▶ [THE TASK] Filter the records below down to lines containing "tasks".

Structured figure records:
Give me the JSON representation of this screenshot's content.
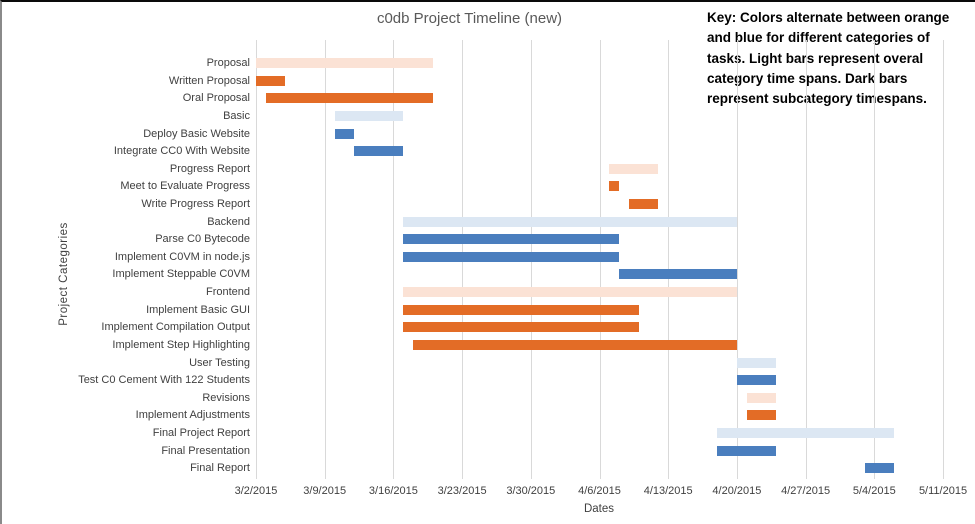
{
  "key_note": "Key: Colors alternate between orange and blue for different categories of tasks. Light bars represent overal category time spans. Dark bars represent subcategory timespans.",
  "chart_data": {
    "type": "bar",
    "subtype": "gantt",
    "title": "c0db Project Timeline (new)",
    "xlabel": "Dates",
    "ylabel": "Project Categories",
    "x_ticks": [
      "3/2/2015",
      "3/9/2015",
      "3/16/2015",
      "3/23/2015",
      "3/30/2015",
      "4/6/2015",
      "4/13/2015",
      "4/20/2015",
      "4/27/2015",
      "5/4/2015",
      "5/11/2015"
    ],
    "x_range": [
      "3/2/2015",
      "5/11/2015"
    ],
    "grid": "vertical-weekly",
    "legend_position": "none",
    "colors": {
      "light_orange": "#FBE2D5",
      "dark_orange": "#E36C26",
      "light_blue": "#DCE7F3",
      "dark_blue": "#4A7EBE",
      "gridline": "#D9D9D9",
      "text": "#404040"
    },
    "tasks": [
      {
        "label": "Proposal",
        "start": "3/2/2015",
        "end": "3/20/2015",
        "color": "light_orange"
      },
      {
        "label": "Written Proposal",
        "start": "3/2/2015",
        "end": "3/5/2015",
        "color": "dark_orange"
      },
      {
        "label": "Oral Proposal",
        "start": "3/3/2015",
        "end": "3/20/2015",
        "color": "dark_orange"
      },
      {
        "label": "Basic",
        "start": "3/10/2015",
        "end": "3/17/2015",
        "color": "light_blue"
      },
      {
        "label": "Deploy Basic Website",
        "start": "3/10/2015",
        "end": "3/12/2015",
        "color": "dark_blue"
      },
      {
        "label": "Integrate CC0 With Website",
        "start": "3/12/2015",
        "end": "3/17/2015",
        "color": "dark_blue"
      },
      {
        "label": "Progress Report",
        "start": "4/7/2015",
        "end": "4/12/2015",
        "color": "light_orange"
      },
      {
        "label": "Meet to Evaluate Progress",
        "start": "4/7/2015",
        "end": "4/8/2015",
        "color": "dark_orange"
      },
      {
        "label": "Write Progress Report",
        "start": "4/9/2015",
        "end": "4/12/2015",
        "color": "dark_orange"
      },
      {
        "label": "Backend",
        "start": "3/17/2015",
        "end": "4/20/2015",
        "color": "light_blue"
      },
      {
        "label": "Parse C0 Bytecode",
        "start": "3/17/2015",
        "end": "4/8/2015",
        "color": "dark_blue"
      },
      {
        "label": "Implement C0VM in node.js",
        "start": "3/17/2015",
        "end": "4/8/2015",
        "color": "dark_blue"
      },
      {
        "label": "Implement Steppable C0VM",
        "start": "4/8/2015",
        "end": "4/20/2015",
        "color": "dark_blue"
      },
      {
        "label": "Frontend",
        "start": "3/17/2015",
        "end": "4/20/2015",
        "color": "light_orange"
      },
      {
        "label": "Implement Basic GUI",
        "start": "3/17/2015",
        "end": "4/10/2015",
        "color": "dark_orange"
      },
      {
        "label": "Implement Compilation Output",
        "start": "3/17/2015",
        "end": "4/10/2015",
        "color": "dark_orange"
      },
      {
        "label": "Implement Step Highlighting",
        "start": "3/18/2015",
        "end": "4/20/2015",
        "color": "dark_orange"
      },
      {
        "label": "User Testing",
        "start": "4/20/2015",
        "end": "4/24/2015",
        "color": "light_blue"
      },
      {
        "label": "Test C0 Cement With 122 Students",
        "start": "4/20/2015",
        "end": "4/24/2015",
        "color": "dark_blue"
      },
      {
        "label": "Revisions",
        "start": "4/21/2015",
        "end": "4/24/2015",
        "color": "light_orange"
      },
      {
        "label": "Implement Adjustments",
        "start": "4/21/2015",
        "end": "4/24/2015",
        "color": "dark_orange"
      },
      {
        "label": "Final Project Report",
        "start": "4/18/2015",
        "end": "5/6/2015",
        "color": "light_blue"
      },
      {
        "label": "Final Presentation",
        "start": "4/18/2015",
        "end": "4/24/2015",
        "color": "dark_blue"
      },
      {
        "label": "Final Report",
        "start": "5/3/2015",
        "end": "5/6/2015",
        "color": "dark_blue"
      }
    ]
  }
}
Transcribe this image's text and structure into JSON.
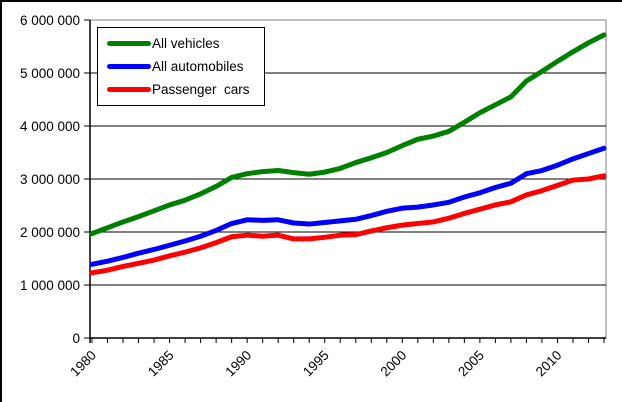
{
  "chart_data": {
    "type": "line",
    "title": "",
    "xlabel": "",
    "ylabel": "",
    "x": [
      1980,
      1981,
      1982,
      1983,
      1984,
      1985,
      1986,
      1987,
      1988,
      1989,
      1990,
      1991,
      1992,
      1993,
      1994,
      1995,
      1996,
      1997,
      1998,
      1999,
      2000,
      2001,
      2002,
      2003,
      2004,
      2005,
      2006,
      2007,
      2008,
      2009,
      2010,
      2011,
      2012,
      2013
    ],
    "x_tick_labels": [
      "1980",
      "1985",
      "1990",
      "1995",
      "2000",
      "2005",
      "2010"
    ],
    "x_label_rotation_deg": 45,
    "ylim": [
      0,
      6000000
    ],
    "y_tick_interval": 1000000,
    "y_tick_labels": [
      "0",
      "1 000 000",
      "2 000 000",
      "3 000 000",
      "4 000 000",
      "5 000 000",
      "6 000 000"
    ],
    "grid": "horizontal",
    "legend_position": "top-left-inside",
    "plot_border_color": "#808080",
    "axis_color": "#000000",
    "series": [
      {
        "name": "All vehicles",
        "color": "#008000",
        "values": [
          1970000,
          2080000,
          2190000,
          2290000,
          2400000,
          2510000,
          2600000,
          2720000,
          2860000,
          3030000,
          3100000,
          3140000,
          3160000,
          3120000,
          3090000,
          3130000,
          3200000,
          3310000,
          3400000,
          3500000,
          3630000,
          3750000,
          3810000,
          3900000,
          4070000,
          4250000,
          4400000,
          4550000,
          4850000,
          5030000,
          5220000,
          5400000,
          5570000,
          5720000
        ]
      },
      {
        "name": "All automobiles",
        "color": "#0000ff",
        "values": [
          1390000,
          1450000,
          1520000,
          1600000,
          1670000,
          1750000,
          1830000,
          1920000,
          2030000,
          2160000,
          2230000,
          2220000,
          2230000,
          2170000,
          2150000,
          2180000,
          2210000,
          2240000,
          2310000,
          2390000,
          2450000,
          2470000,
          2510000,
          2560000,
          2660000,
          2740000,
          2840000,
          2920000,
          3100000,
          3160000,
          3260000,
          3380000,
          3480000,
          3580000
        ]
      },
      {
        "name": "Passenger  cars",
        "color": "#ff0000",
        "values": [
          1230000,
          1280000,
          1350000,
          1410000,
          1470000,
          1550000,
          1620000,
          1700000,
          1800000,
          1910000,
          1940000,
          1920000,
          1940000,
          1870000,
          1870000,
          1900000,
          1940000,
          1950000,
          2020000,
          2080000,
          2130000,
          2160000,
          2190000,
          2260000,
          2350000,
          2430000,
          2510000,
          2570000,
          2700000,
          2780000,
          2880000,
          2980000,
          3000000,
          3060000
        ]
      }
    ]
  }
}
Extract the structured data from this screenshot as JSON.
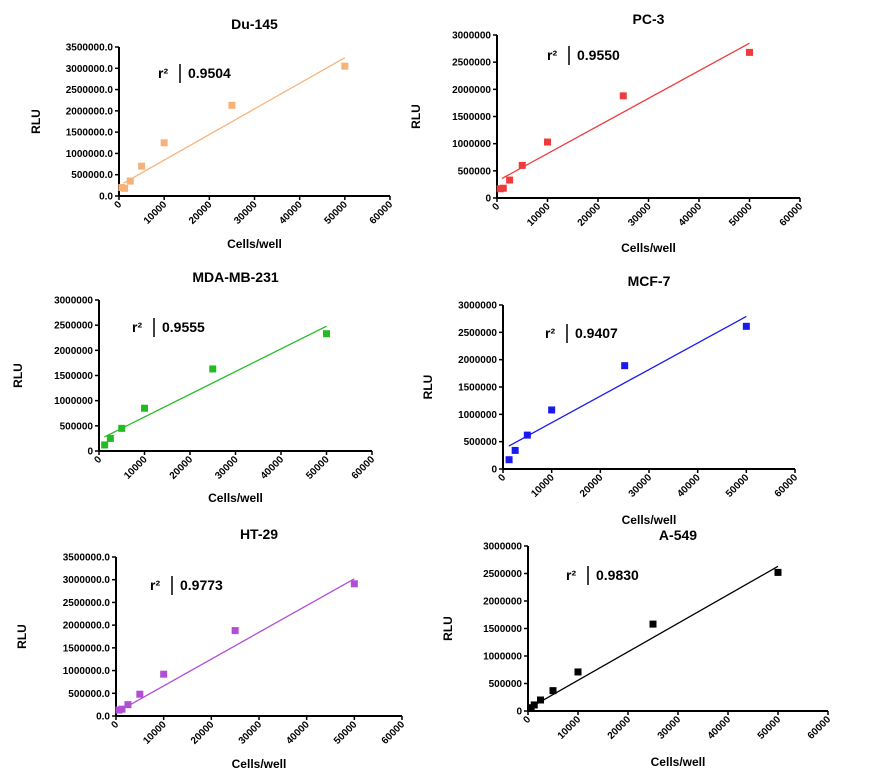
{
  "chart_data": [
    {
      "type": "scatter",
      "title": "Du-145",
      "xlabel": "Cells/well",
      "ylabel": "RLU",
      "xlim": [
        0,
        60000
      ],
      "ylim": [
        0,
        3500000
      ],
      "x_ticks": [
        "0",
        "10000",
        "20000",
        "30000",
        "40000",
        "50000",
        "60000"
      ],
      "y_ticks": [
        "0.0",
        "500000.0",
        "1000000.0",
        "1500000.0",
        "2000000.0",
        "2500000.0",
        "3000000.0",
        "3500000.0"
      ],
      "r2_label": "r²",
      "r2_value": "0.9504",
      "color": "#f7b27a",
      "points": [
        {
          "x": 625,
          "y": 200000
        },
        {
          "x": 1250,
          "y": 180000
        },
        {
          "x": 2500,
          "y": 350000
        },
        {
          "x": 5000,
          "y": 700000
        },
        {
          "x": 10000,
          "y": 1250000
        },
        {
          "x": 25000,
          "y": 2130000
        },
        {
          "x": 50000,
          "y": 3050000
        }
      ],
      "fit": {
        "x": [
          1000,
          50000
        ],
        "y": [
          300000,
          3250000
        ]
      }
    },
    {
      "type": "scatter",
      "title": "PC-3",
      "xlabel": "Cells/well",
      "ylabel": "RLU",
      "xlim": [
        0,
        60000
      ],
      "ylim": [
        0,
        3000000
      ],
      "x_ticks": [
        "0",
        "10000",
        "20000",
        "30000",
        "40000",
        "50000",
        "60000"
      ],
      "y_ticks": [
        "0",
        "500000",
        "1000000",
        "1500000",
        "2000000",
        "2500000",
        "3000000"
      ],
      "r2_label": "r²",
      "r2_value": "0.9550",
      "color": "#ee3b3b",
      "points": [
        {
          "x": 625,
          "y": 170000
        },
        {
          "x": 1250,
          "y": 180000
        },
        {
          "x": 2500,
          "y": 330000
        },
        {
          "x": 5000,
          "y": 600000
        },
        {
          "x": 10000,
          "y": 1030000
        },
        {
          "x": 25000,
          "y": 1880000
        },
        {
          "x": 50000,
          "y": 2680000
        }
      ],
      "fit": {
        "x": [
          1000,
          50000
        ],
        "y": [
          360000,
          2850000
        ]
      }
    },
    {
      "type": "scatter",
      "title": "MDA-MB-231",
      "xlabel": "Cells/well",
      "ylabel": "RLU",
      "xlim": [
        0,
        60000
      ],
      "ylim": [
        0,
        3000000
      ],
      "x_ticks": [
        "0",
        "10000",
        "20000",
        "30000",
        "40000",
        "50000",
        "60000"
      ],
      "y_ticks": [
        "0",
        "500000",
        "1000000",
        "1500000",
        "2000000",
        "2500000",
        "3000000"
      ],
      "r2_label": "r²",
      "r2_value": "0.9555",
      "color": "#22bb22",
      "points": [
        {
          "x": 1250,
          "y": 120000
        },
        {
          "x": 2500,
          "y": 250000
        },
        {
          "x": 5000,
          "y": 450000
        },
        {
          "x": 10000,
          "y": 850000
        },
        {
          "x": 25000,
          "y": 1630000
        },
        {
          "x": 50000,
          "y": 2330000
        }
      ],
      "fit": {
        "x": [
          1200,
          50000
        ],
        "y": [
          280000,
          2480000
        ]
      }
    },
    {
      "type": "scatter",
      "title": "MCF-7",
      "xlabel": "Cells/well",
      "ylabel": "RLU",
      "xlim": [
        0,
        60000
      ],
      "ylim": [
        0,
        3000000
      ],
      "x_ticks": [
        "0",
        "10000",
        "20000",
        "30000",
        "40000",
        "50000",
        "60000"
      ],
      "y_ticks": [
        "0",
        "500000",
        "1000000",
        "1500000",
        "2000000",
        "2500000",
        "3000000"
      ],
      "r2_label": "r²",
      "r2_value": "0.9407",
      "color": "#1a1aee",
      "points": [
        {
          "x": 1250,
          "y": 170000
        },
        {
          "x": 2500,
          "y": 340000
        },
        {
          "x": 5000,
          "y": 620000
        },
        {
          "x": 10000,
          "y": 1080000
        },
        {
          "x": 25000,
          "y": 1890000
        },
        {
          "x": 50000,
          "y": 2610000
        }
      ],
      "fit": {
        "x": [
          1200,
          50000
        ],
        "y": [
          420000,
          2790000
        ]
      }
    },
    {
      "type": "scatter",
      "title": "HT-29",
      "xlabel": "Cells/well",
      "ylabel": "RLU",
      "xlim": [
        0,
        60000
      ],
      "ylim": [
        0,
        3500000
      ],
      "x_ticks": [
        "0",
        "10000",
        "20000",
        "30000",
        "40000",
        "50000",
        "60000"
      ],
      "y_ticks": [
        "0.0",
        "500000.0",
        "1000000.0",
        "1500000.0",
        "2000000.0",
        "2500000.0",
        "3000000.0",
        "3500000.0"
      ],
      "r2_label": "r²",
      "r2_value": "0.9773",
      "color": "#b04fd6",
      "points": [
        {
          "x": 625,
          "y": 130000
        },
        {
          "x": 1250,
          "y": 150000
        },
        {
          "x": 2500,
          "y": 250000
        },
        {
          "x": 5000,
          "y": 480000
        },
        {
          "x": 10000,
          "y": 920000
        },
        {
          "x": 25000,
          "y": 1880000
        },
        {
          "x": 50000,
          "y": 2910000
        }
      ],
      "fit": {
        "x": [
          800,
          50000
        ],
        "y": [
          120000,
          3020000
        ]
      }
    },
    {
      "type": "scatter",
      "title": "A-549",
      "xlabel": "Cells/well",
      "ylabel": "RLU",
      "xlim": [
        0,
        60000
      ],
      "ylim": [
        0,
        3000000
      ],
      "x_ticks": [
        "0",
        "10000",
        "20000",
        "30000",
        "40000",
        "50000",
        "60000"
      ],
      "y_ticks": [
        "0",
        "500000",
        "1000000",
        "1500000",
        "2000000",
        "2500000",
        "3000000"
      ],
      "r2_label": "r²",
      "r2_value": "0.9830",
      "color": "#000000",
      "points": [
        {
          "x": 625,
          "y": 60000
        },
        {
          "x": 1250,
          "y": 110000
        },
        {
          "x": 2500,
          "y": 200000
        },
        {
          "x": 5000,
          "y": 370000
        },
        {
          "x": 10000,
          "y": 710000
        },
        {
          "x": 25000,
          "y": 1580000
        },
        {
          "x": 50000,
          "y": 2520000
        }
      ],
      "fit": {
        "x": [
          0,
          50000
        ],
        "y": [
          40000,
          2630000
        ]
      }
    }
  ]
}
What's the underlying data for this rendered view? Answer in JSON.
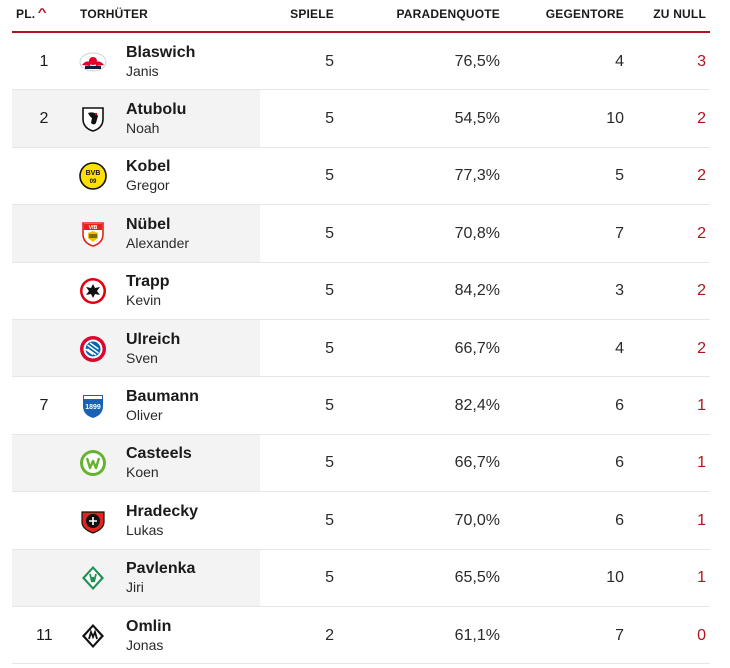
{
  "header": {
    "pl": "PL.",
    "name": "TORHÜTER",
    "spiele": "SPIELE",
    "quote": "PARADENQUOTE",
    "gegentore": "GEGENTORE",
    "zunull": "ZU NULL"
  },
  "colors": {
    "accent": "#b0141c",
    "row_shade": "#f3f3f3",
    "separator": "#e6e6e6"
  },
  "rows": [
    {
      "pl": "1",
      "last": "Blaswich",
      "first": "Janis",
      "spiele": "5",
      "quote": "76,5%",
      "gegentore": "4",
      "zunull": "3",
      "club_icon": "rb-leipzig-logo-icon",
      "shaded": false
    },
    {
      "pl": "2",
      "last": "Atubolu",
      "first": "Noah",
      "spiele": "5",
      "quote": "54,5%",
      "gegentore": "10",
      "zunull": "2",
      "club_icon": "sc-freiburg-logo-icon",
      "shaded": true
    },
    {
      "pl": "",
      "last": "Kobel",
      "first": "Gregor",
      "spiele": "5",
      "quote": "77,3%",
      "gegentore": "5",
      "zunull": "2",
      "club_icon": "borussia-dortmund-logo-icon",
      "shaded": false
    },
    {
      "pl": "",
      "last": "Nübel",
      "first": "Alexander",
      "spiele": "5",
      "quote": "70,8%",
      "gegentore": "7",
      "zunull": "2",
      "club_icon": "vfb-stuttgart-logo-icon",
      "shaded": true
    },
    {
      "pl": "",
      "last": "Trapp",
      "first": "Kevin",
      "spiele": "5",
      "quote": "84,2%",
      "gegentore": "3",
      "zunull": "2",
      "club_icon": "eintracht-frankfurt-logo-icon",
      "shaded": false
    },
    {
      "pl": "",
      "last": "Ulreich",
      "first": "Sven",
      "spiele": "5",
      "quote": "66,7%",
      "gegentore": "4",
      "zunull": "2",
      "club_icon": "fc-bayern-logo-icon",
      "shaded": true
    },
    {
      "pl": "7",
      "last": "Baumann",
      "first": "Oliver",
      "spiele": "5",
      "quote": "82,4%",
      "gegentore": "6",
      "zunull": "1",
      "club_icon": "tsg-hoffenheim-logo-icon",
      "shaded": false
    },
    {
      "pl": "",
      "last": "Casteels",
      "first": "Koen",
      "spiele": "5",
      "quote": "66,7%",
      "gegentore": "6",
      "zunull": "1",
      "club_icon": "vfl-wolfsburg-logo-icon",
      "shaded": true
    },
    {
      "pl": "",
      "last": "Hradecky",
      "first": "Lukas",
      "spiele": "5",
      "quote": "70,0%",
      "gegentore": "6",
      "zunull": "1",
      "club_icon": "bayer-leverkusen-logo-icon",
      "shaded": false
    },
    {
      "pl": "",
      "last": "Pavlenka",
      "first": "Jiri",
      "spiele": "5",
      "quote": "65,5%",
      "gegentore": "10",
      "zunull": "1",
      "club_icon": "werder-bremen-logo-icon",
      "shaded": true
    },
    {
      "pl": "11",
      "last": "Omlin",
      "first": "Jonas",
      "spiele": "2",
      "quote": "61,1%",
      "gegentore": "7",
      "zunull": "0",
      "club_icon": "borussia-mgladbach-logo-icon",
      "shaded": false
    }
  ]
}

▶ [RESPONSE FOR THIS EXERCISE]
  "key_note": "Key: Colors alternate between orange and blue for different categories of tasks. Light bars represent overal category time spans. Dark bars represent subcategory timespans.",
    "tasks": [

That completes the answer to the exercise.